Rewrite the material below with every "screenshot" changed to "screen capture" and nothing else altered, leaving out the pictures.

▼

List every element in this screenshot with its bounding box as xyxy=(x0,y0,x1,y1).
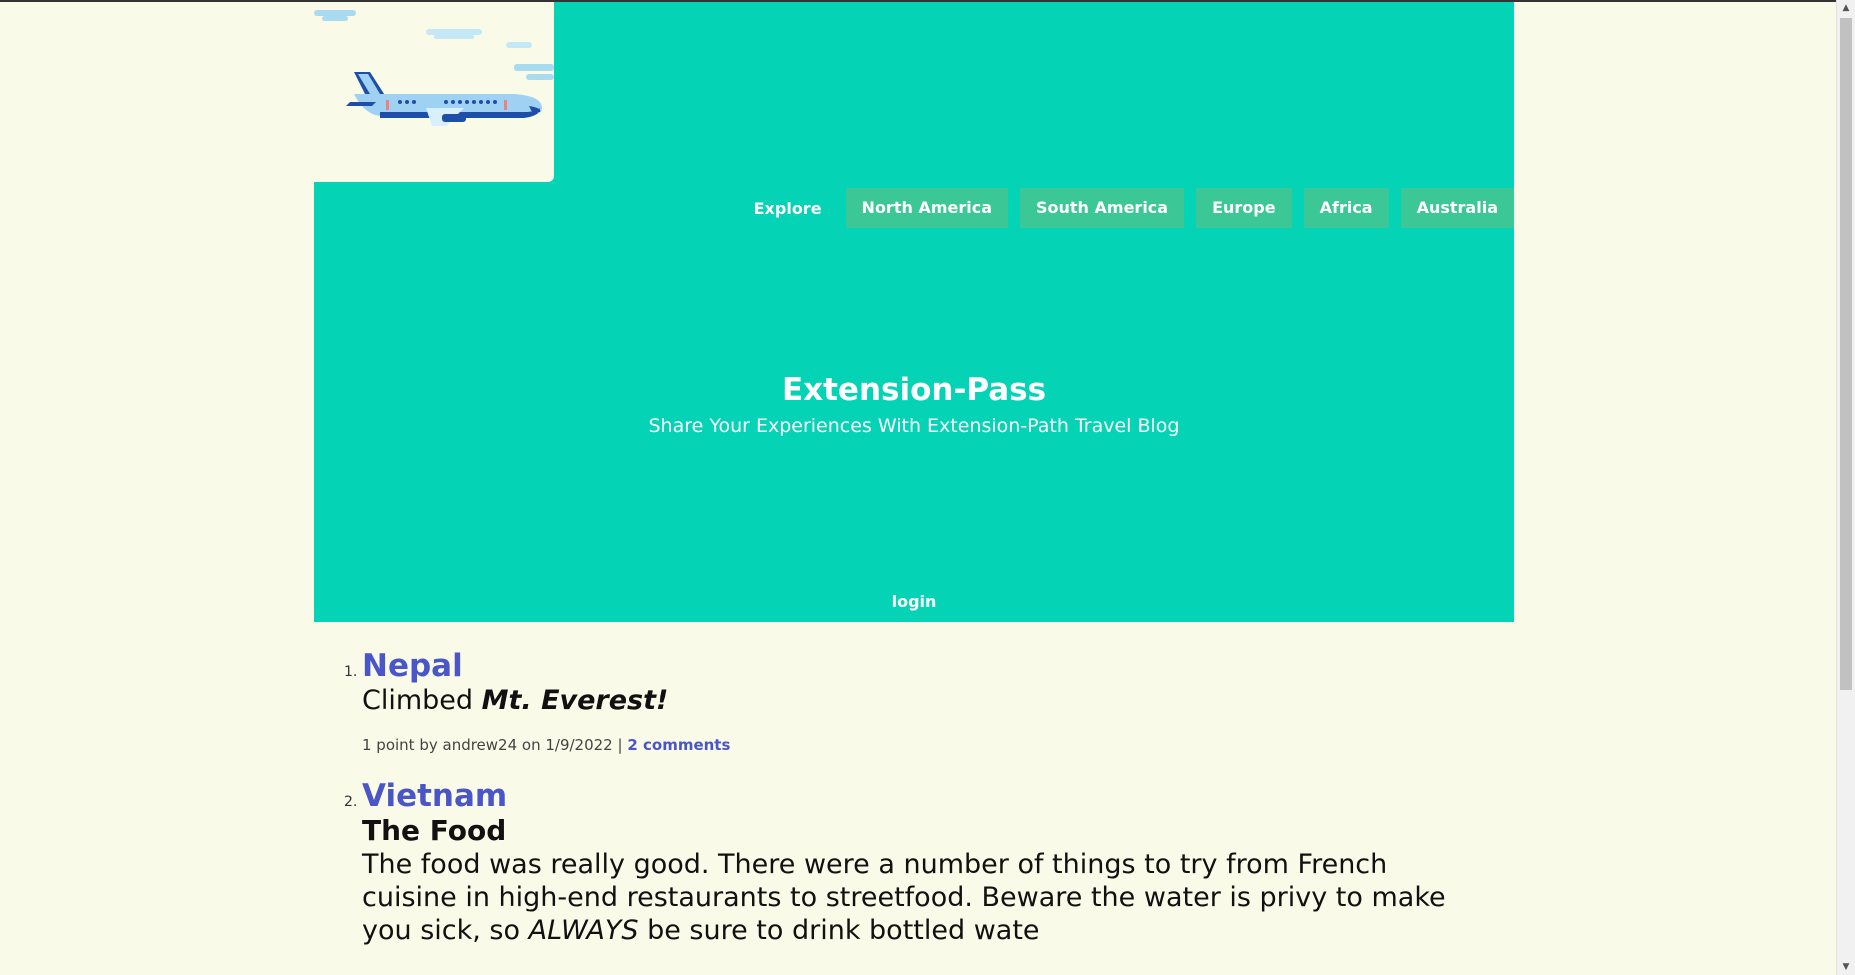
post-meta-text: 1 point by andrew24 on 1/9/2022 | xyxy=(362,736,623,754)
post-number: 1. xyxy=(344,664,358,680)
post-item: 2. Vietnam The Food The food was really … xyxy=(344,778,1462,947)
vertical-scrollbar[interactable]: ▲ ▼ xyxy=(1836,0,1855,975)
logo-airplane-icon[interactable] xyxy=(314,2,554,182)
post-body: The food was really good. There were a n… xyxy=(362,848,1462,947)
nav-item-south-america[interactable]: South America xyxy=(1020,188,1185,228)
post-item: 1. Nepal Climbed Mt. Everest! 1 point by… xyxy=(344,648,1462,754)
scroll-up-arrow-icon[interactable]: ▲ xyxy=(1837,0,1855,16)
site-tagline: Share Your Experiences With Extension-Pa… xyxy=(648,415,1180,437)
comments-link[interactable]: 2 comments xyxy=(627,736,730,754)
post-body-end: be sure to drink bottled wate xyxy=(647,915,1040,946)
post-number: 2. xyxy=(344,794,358,810)
nav-item-australia[interactable]: Australia xyxy=(1400,188,1514,228)
nav-item-north-america[interactable]: North America xyxy=(845,188,1008,228)
scrollbar-thumb[interactable] xyxy=(1840,18,1852,690)
post-summary-text: Climbed xyxy=(362,685,474,716)
nav-item-africa[interactable]: Africa xyxy=(1303,188,1389,228)
post-subtitle: The Food xyxy=(362,814,507,847)
nav-explore-label: Explore xyxy=(753,198,822,218)
region-nav: Explore North America South America Euro… xyxy=(754,188,1514,228)
post-summary: Climbed Mt. Everest! xyxy=(362,684,1462,718)
post-title-link[interactable]: Nepal xyxy=(362,648,1462,684)
post-meta: 1 point by andrew24 on 1/9/2022 | 2 comm… xyxy=(362,736,1462,754)
scroll-down-arrow-icon[interactable]: ▼ xyxy=(1837,959,1855,975)
post-body-emphasis: ALWAYS xyxy=(528,915,639,946)
login-link[interactable]: login xyxy=(314,592,1514,611)
hero-header: Explore North America South America Euro… xyxy=(314,2,1514,622)
nav-item-europe[interactable]: Europe xyxy=(1196,188,1292,228)
post-title-link[interactable]: Vietnam xyxy=(362,778,1462,814)
airplane-icon xyxy=(314,10,554,126)
post-summary-emphasis: Mt. Everest! xyxy=(481,685,669,716)
site-title: Extension-Pass xyxy=(781,372,1047,408)
post-list: 1. Nepal Climbed Mt. Everest! 1 point by… xyxy=(344,648,1462,947)
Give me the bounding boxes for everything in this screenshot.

▲

### THE ANSWER:
List every element in this screen capture with its bounding box as xyxy=(x0,y0,x1,y1).
post-meta-text: 1 point by andrew24 on 1/9/2022 | xyxy=(362,736,623,754)
post-number: 1. xyxy=(344,664,358,680)
post-item: 2. Vietnam The Food The food was really … xyxy=(344,778,1462,947)
vertical-scrollbar[interactable]: ▲ ▼ xyxy=(1836,0,1855,975)
logo-airplane-icon[interactable] xyxy=(314,2,554,182)
post-body: The food was really good. There were a n… xyxy=(362,848,1462,947)
nav-item-south-america[interactable]: South America xyxy=(1020,188,1185,228)
post-item: 1. Nepal Climbed Mt. Everest! 1 point by… xyxy=(344,648,1462,754)
scroll-up-arrow-icon[interactable]: ▲ xyxy=(1837,0,1855,16)
site-tagline: Share Your Experiences With Extension-Pa… xyxy=(648,415,1180,437)
comments-link[interactable]: 2 comments xyxy=(627,736,730,754)
post-body-end: be sure to drink bottled wate xyxy=(647,915,1040,946)
post-number: 2. xyxy=(344,794,358,810)
nav-item-australia[interactable]: Australia xyxy=(1400,188,1514,228)
nav-item-north-america[interactable]: North America xyxy=(845,188,1008,228)
scrollbar-thumb[interactable] xyxy=(1840,18,1852,690)
post-summary-text: Climbed xyxy=(362,685,474,716)
nav-item-africa[interactable]: Africa xyxy=(1303,188,1389,228)
post-subtitle: The Food xyxy=(362,814,507,847)
nav-explore-label: Explore xyxy=(753,198,822,218)
region-nav: Explore North America South America Euro… xyxy=(754,188,1514,228)
post-summary: Climbed Mt. Everest! xyxy=(362,684,1462,718)
post-title-link[interactable]: Nepal xyxy=(362,648,1462,684)
post-meta: 1 point by andrew24 on 1/9/2022 | 2 comm… xyxy=(362,736,1462,754)
scroll-down-arrow-icon[interactable]: ▼ xyxy=(1837,959,1855,975)
post-body-emphasis: ALWAYS xyxy=(528,915,639,946)
login-link[interactable]: login xyxy=(314,592,1514,611)
hero-header: Explore North America South America Euro… xyxy=(314,2,1514,622)
nav-item-europe[interactable]: Europe xyxy=(1196,188,1292,228)
post-title-link[interactable]: Vietnam xyxy=(362,778,1462,814)
airplane-icon xyxy=(314,10,554,126)
post-summary-emphasis: Mt. Everest! xyxy=(481,685,669,716)
site-title: Extension-Pass xyxy=(781,372,1047,408)
post-list: 1. Nepal Climbed Mt. Everest! 1 point by… xyxy=(344,648,1462,947)
Give me the bounding boxes for everything in this screen capture.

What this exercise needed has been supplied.